··· RECORDS FOR THIS EXERCISE ···

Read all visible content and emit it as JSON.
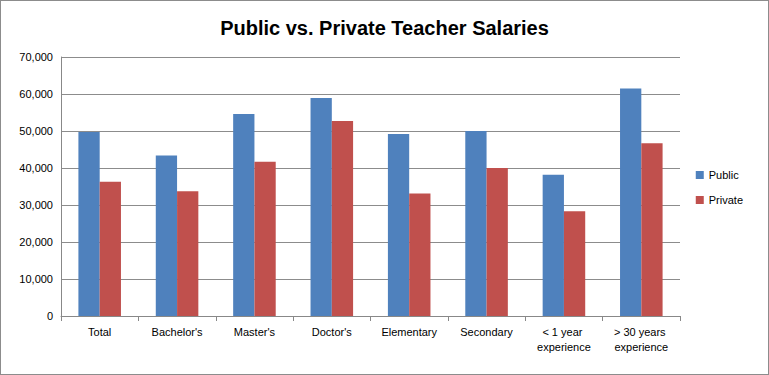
{
  "chart_data": {
    "type": "bar",
    "title": "Public vs. Private Teacher Salaries",
    "categories": [
      "Total",
      "Bachelor's",
      "Master's",
      "Doctor's",
      "Elementary",
      "Secondary",
      "< 1 year experience",
      "> 30 years experience"
    ],
    "series": [
      {
        "name": "Public",
        "color": "#4f81bd",
        "values": [
          49700,
          43400,
          54600,
          58900,
          49200,
          50000,
          38200,
          61500
        ]
      },
      {
        "name": "Private",
        "color": "#c0504d",
        "values": [
          36300,
          33700,
          41700,
          52700,
          33100,
          40000,
          28300,
          46700
        ]
      }
    ],
    "ylim": [
      0,
      70000
    ],
    "yticks": [
      0,
      {
        "value": 10000,
        "label": "10,000"
      },
      {
        "value": 20000,
        "label": "20,000"
      },
      {
        "value": 30000,
        "label": "30,000"
      },
      {
        "value": 40000,
        "label": "40,000"
      },
      {
        "value": 50000,
        "label": "50,000"
      },
      {
        "value": 60000,
        "label": "60,000"
      },
      {
        "value": 70000,
        "label": "70,000"
      }
    ],
    "grid": true,
    "legend": "right"
  }
}
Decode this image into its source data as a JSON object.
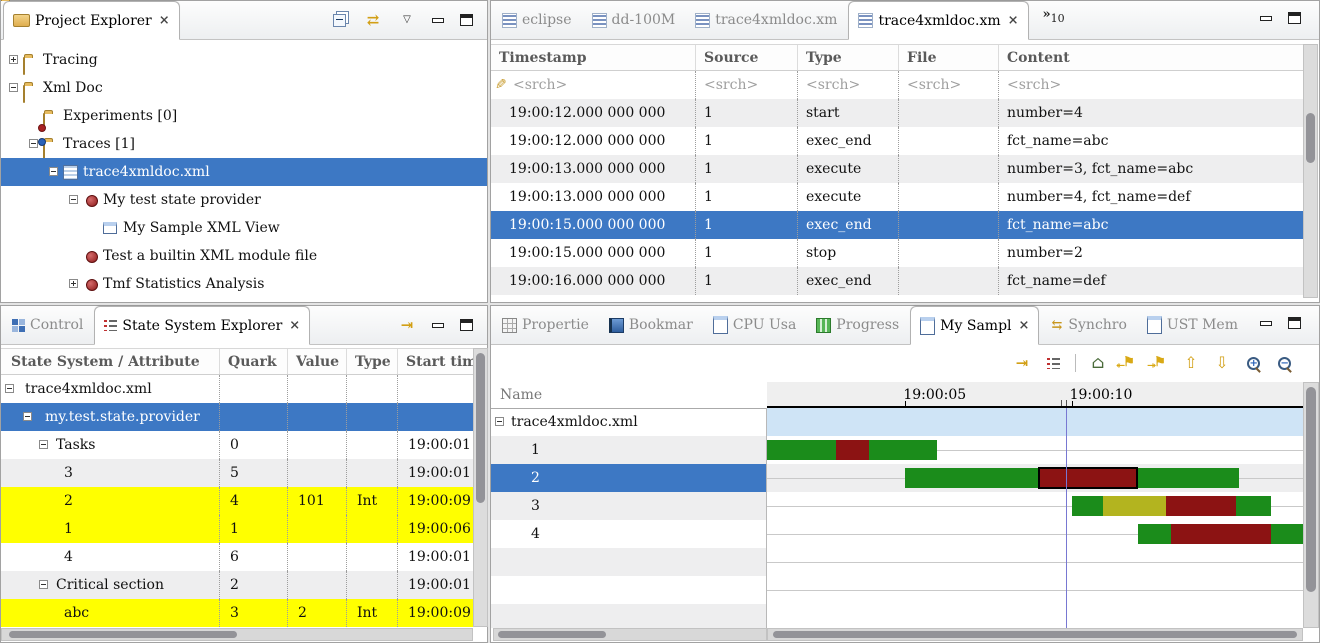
{
  "colors": {
    "selection": "#3d78c4",
    "row_alt": "#eeeeef",
    "highlight_yellow": "#ffff00",
    "state_green": "#1b8c1b",
    "state_red": "#8c1313",
    "state_olive": "#b3b41f",
    "trace_band": "#cfe4f6",
    "cursor": "#7878d2"
  },
  "project_explorer": {
    "tab": "Project Explorer",
    "close_glyph": "×",
    "toolbar": [
      "collapse-all-icon",
      "link-with-editor-icon",
      "view-menu-icon",
      "minimize-icon",
      "maximize-icon"
    ],
    "tree": [
      {
        "label": "Tracing",
        "level": 0,
        "exp": "plus",
        "icon": "folder"
      },
      {
        "label": "Xml Doc",
        "level": 0,
        "exp": "minus",
        "icon": "folder"
      },
      {
        "label": "Experiments [0]",
        "level": 1,
        "exp": null,
        "icon": "folder-experiments"
      },
      {
        "label": "Traces [1]",
        "level": 1,
        "exp": "minus",
        "icon": "folder-traces"
      },
      {
        "label": "trace4xmldoc.xml",
        "level": 2,
        "exp": "minus",
        "icon": "trace",
        "selected": true
      },
      {
        "label": "My test state provider",
        "level": 3,
        "exp": "minus",
        "icon": "analysis"
      },
      {
        "label": "My Sample XML View",
        "level": 4,
        "exp": null,
        "icon": "view"
      },
      {
        "label": "Test a builtin XML module file",
        "level": 3,
        "exp": null,
        "icon": "analysis"
      },
      {
        "label": "Tmf Statistics Analysis",
        "level": 3,
        "exp": "plus",
        "icon": "analysis"
      }
    ]
  },
  "events_table": {
    "tabs": [
      {
        "label": "eclipse",
        "icon": "events",
        "active": false
      },
      {
        "label": "dd-100M",
        "icon": "events",
        "active": false
      },
      {
        "label": "trace4xmldoc.xm",
        "icon": "events",
        "active": false
      },
      {
        "label": "trace4xmldoc.xm",
        "icon": "events",
        "active": true
      }
    ],
    "overflow_chevron": "»",
    "overflow_count": "10",
    "columns": [
      "Timestamp",
      "Source",
      "Type",
      "File",
      "Content"
    ],
    "search_placeholder": "<srch>",
    "rows": [
      {
        "timestamp": "19:00:12.000 000 000",
        "source": "1",
        "type": "start",
        "file": "",
        "content": "number=4"
      },
      {
        "timestamp": "19:00:12.000 000 000",
        "source": "1",
        "type": "exec_end",
        "file": "",
        "content": "fct_name=abc"
      },
      {
        "timestamp": "19:00:13.000 000 000",
        "source": "1",
        "type": "execute",
        "file": "",
        "content": "number=3, fct_name=abc"
      },
      {
        "timestamp": "19:00:13.000 000 000",
        "source": "1",
        "type": "execute",
        "file": "",
        "content": "number=4, fct_name=def"
      },
      {
        "timestamp": "19:00:15.000 000 000",
        "source": "1",
        "type": "exec_end",
        "file": "",
        "content": "fct_name=abc",
        "selected": true
      },
      {
        "timestamp": "19:00:15.000 000 000",
        "source": "1",
        "type": "stop",
        "file": "",
        "content": "number=2"
      },
      {
        "timestamp": "19:00:16.000 000 000",
        "source": "1",
        "type": "exec_end",
        "file": "",
        "content": "fct_name=def"
      }
    ]
  },
  "state_system": {
    "tabs": [
      {
        "label": "Control",
        "icon": "control",
        "active": false
      },
      {
        "label": "State System Explorer",
        "icon": "list",
        "active": true
      }
    ],
    "toolbar": [
      "align-views-icon",
      "minimize-icon",
      "maximize-icon"
    ],
    "columns": [
      "State System / Attribute",
      "Quark",
      "Value",
      "Type",
      "Start tim"
    ],
    "rows": [
      {
        "attr": "trace4xmldoc.xml",
        "level": 0,
        "exp": "minus",
        "quark": "",
        "value": "",
        "type": "",
        "start": "",
        "bg": "white"
      },
      {
        "attr": "my.test.state.provider",
        "level": 1,
        "exp": "minus",
        "quark": "",
        "value": "",
        "type": "",
        "start": "",
        "bg": "sel"
      },
      {
        "attr": "Tasks",
        "level": 2,
        "exp": "minus",
        "quark": "0",
        "value": "",
        "type": "",
        "start": "19:00:01",
        "bg": "white"
      },
      {
        "attr": "3",
        "level": 3,
        "exp": null,
        "quark": "5",
        "value": "",
        "type": "",
        "start": "19:00:01",
        "bg": "gray"
      },
      {
        "attr": "2",
        "level": 3,
        "exp": null,
        "quark": "4",
        "value": "101",
        "type": "Int",
        "start": "19:00:09",
        "bg": "yellow"
      },
      {
        "attr": "1",
        "level": 3,
        "exp": null,
        "quark": "1",
        "value": "",
        "type": "",
        "start": "19:00:06",
        "bg": "yellow"
      },
      {
        "attr": "4",
        "level": 3,
        "exp": null,
        "quark": "6",
        "value": "",
        "type": "",
        "start": "19:00:01",
        "bg": "white"
      },
      {
        "attr": "Critical section",
        "level": 2,
        "exp": "minus",
        "quark": "2",
        "value": "",
        "type": "",
        "start": "19:00:01",
        "bg": "gray"
      },
      {
        "attr": "abc",
        "level": 3,
        "exp": null,
        "quark": "3",
        "value": "2",
        "type": "Int",
        "start": "19:00:09",
        "bg": "yellow"
      }
    ]
  },
  "timegraph": {
    "tabs": [
      {
        "label": "Propertie",
        "icon": "table",
        "active": false
      },
      {
        "label": "Bookmar",
        "icon": "book",
        "active": false
      },
      {
        "label": "CPU Usa",
        "icon": "window",
        "active": false
      },
      {
        "label": "Progress",
        "icon": "progress",
        "active": false
      },
      {
        "label": "My Sampl",
        "icon": "window",
        "active": true
      },
      {
        "label": "Synchro",
        "icon": "sync",
        "active": false
      },
      {
        "label": "UST Mem",
        "icon": "window",
        "active": false
      }
    ],
    "toolbar": [
      "align-views-icon",
      "show-legend-icon",
      "home-icon",
      "select-prev-state-icon",
      "select-next-state-icon",
      "up-icon",
      "down-icon",
      "zoom-in-icon",
      "zoom-out-icon"
    ],
    "name_header": "Name"
  },
  "chart_data": {
    "type": "timegraph-gantt",
    "time_base": "19:00:00",
    "axis": {
      "t0": 0.84,
      "t1": 16.96,
      "ticks": [
        {
          "t": 5,
          "label": "19:00:05"
        },
        {
          "t": 10,
          "label": "19:00:10"
        }
      ],
      "cursor_t": 9.82
    },
    "rows": [
      {
        "name": "trace4xmldoc.xml",
        "level": 0,
        "exp": "minus",
        "band": "trace",
        "states": []
      },
      {
        "name": "1",
        "level": 1,
        "states": [
          [
            "green",
            0.84,
            2.92
          ],
          [
            "red",
            2.92,
            3.92
          ],
          [
            "green",
            3.92,
            5.95
          ]
        ]
      },
      {
        "name": "2",
        "level": 1,
        "selected": true,
        "states": [
          [
            "green",
            5.0,
            9.0
          ],
          [
            "red",
            9.0,
            12.0,
            "sel"
          ],
          [
            "green",
            12.0,
            15.05
          ]
        ]
      },
      {
        "name": "3",
        "level": 1,
        "states": [
          [
            "green",
            10.0,
            10.95
          ],
          [
            "olive",
            10.95,
            12.85
          ],
          [
            "red",
            12.85,
            14.95
          ],
          [
            "green",
            14.95,
            16.0
          ]
        ]
      },
      {
        "name": "4",
        "level": 1,
        "states": [
          [
            "green",
            12.0,
            13.0
          ],
          [
            "red",
            13.0,
            16.0
          ],
          [
            "green",
            16.0,
            17.1
          ]
        ]
      }
    ]
  }
}
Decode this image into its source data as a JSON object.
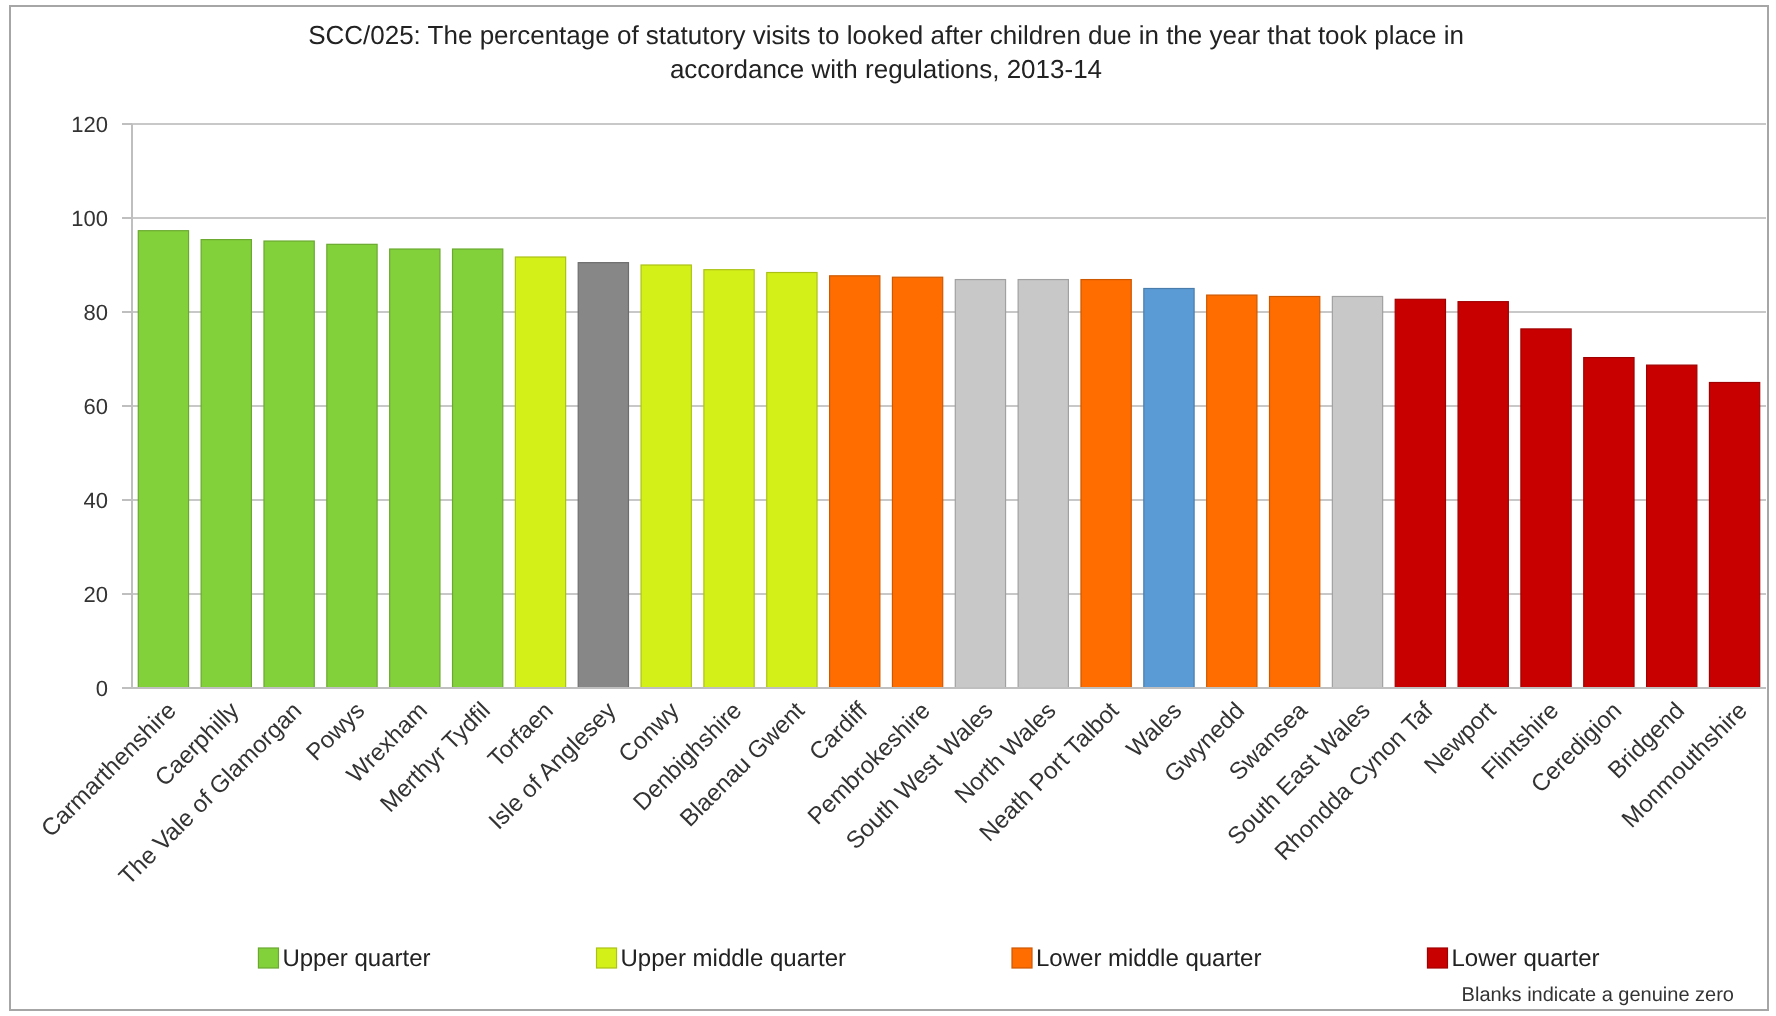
{
  "chart_data": {
    "type": "bar",
    "title": "SCC/025: The percentage of statutory visits to looked after children due in the year that took place in accordance with regulations, 2013-14",
    "categories": [
      "Carmarthenshire",
      "Caerphilly",
      "The Vale of Glamorgan",
      "Powys",
      "Wrexham",
      "Merthyr Tydfil",
      "Torfaen",
      "Isle of Anglesey",
      "Conwy",
      "Denbighshire",
      "Blaenau Gwent",
      "Cardiff",
      "Pembrokeshire",
      "South West Wales",
      "North Wales",
      "Neath Port Talbot",
      "Wales",
      "Gwynedd",
      "Swansea",
      "South East Wales",
      "Rhondda Cynon Taf",
      "Newport",
      "Flintshire",
      "Ceredigion",
      "Bridgend",
      "Monmouthshire"
    ],
    "stacked": true,
    "series": [
      {
        "name": "Upper quarter",
        "color": "#83d13a",
        "values": [
          97.3,
          95.4,
          95.1,
          94.4,
          93.4,
          93.4,
          null,
          null,
          null,
          null,
          null,
          null,
          null,
          null,
          null,
          null,
          null,
          null,
          null,
          null,
          null,
          null,
          null,
          null,
          null,
          null
        ]
      },
      {
        "name": "Upper middle quarter",
        "color": "#d4f019",
        "values": [
          null,
          null,
          null,
          null,
          null,
          null,
          91.7,
          null,
          90.0,
          89.0,
          88.4,
          null,
          null,
          null,
          null,
          null,
          null,
          null,
          null,
          null,
          null,
          null,
          null,
          null,
          null,
          null
        ]
      },
      {
        "name": "Lower middle quarter",
        "color": "#ff6d00",
        "values": [
          null,
          null,
          null,
          null,
          null,
          null,
          null,
          null,
          null,
          null,
          null,
          87.7,
          87.4,
          null,
          null,
          86.9,
          null,
          83.6,
          83.3,
          null,
          null,
          null,
          null,
          null,
          null,
          null
        ]
      },
      {
        "name": "Lower quarter",
        "color": "#c80000",
        "values": [
          null,
          null,
          null,
          null,
          null,
          null,
          null,
          null,
          null,
          null,
          null,
          null,
          null,
          null,
          null,
          null,
          null,
          null,
          null,
          null,
          82.7,
          82.2,
          76.4,
          70.3,
          68.7,
          65.0
        ]
      },
      {
        "color": "#878787",
        "values": [
          null,
          null,
          null,
          null,
          null,
          null,
          null,
          90.5,
          null,
          null,
          null,
          null,
          null,
          null,
          null,
          null,
          null,
          null,
          null,
          null,
          null,
          null,
          null,
          null,
          null,
          null
        ]
      },
      {
        "color": "#c8c8c8",
        "values": [
          null,
          null,
          null,
          null,
          null,
          null,
          null,
          null,
          null,
          null,
          null,
          null,
          null,
          86.9,
          86.9,
          null,
          null,
          null,
          null,
          83.3,
          null,
          null,
          null,
          null,
          null,
          null
        ]
      },
      {
        "color": "#5b9bd5",
        "values": [
          null,
          null,
          null,
          null,
          null,
          null,
          null,
          null,
          null,
          null,
          null,
          null,
          null,
          null,
          null,
          null,
          85.0,
          null,
          null,
          null,
          null,
          null,
          null,
          null,
          null,
          null
        ]
      }
    ],
    "ylim": [
      0,
      120
    ],
    "yticks": [
      0,
      20,
      40,
      60,
      80,
      100,
      120
    ],
    "grid": "y",
    "legend": "bottom",
    "annotations": [
      "Blanks indicate a genuine zero"
    ]
  }
}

···

SHORT TASK
How many lines of the data contain the word "title"? Answer with the number alone.

ANSWER TO THE PROBLEM
2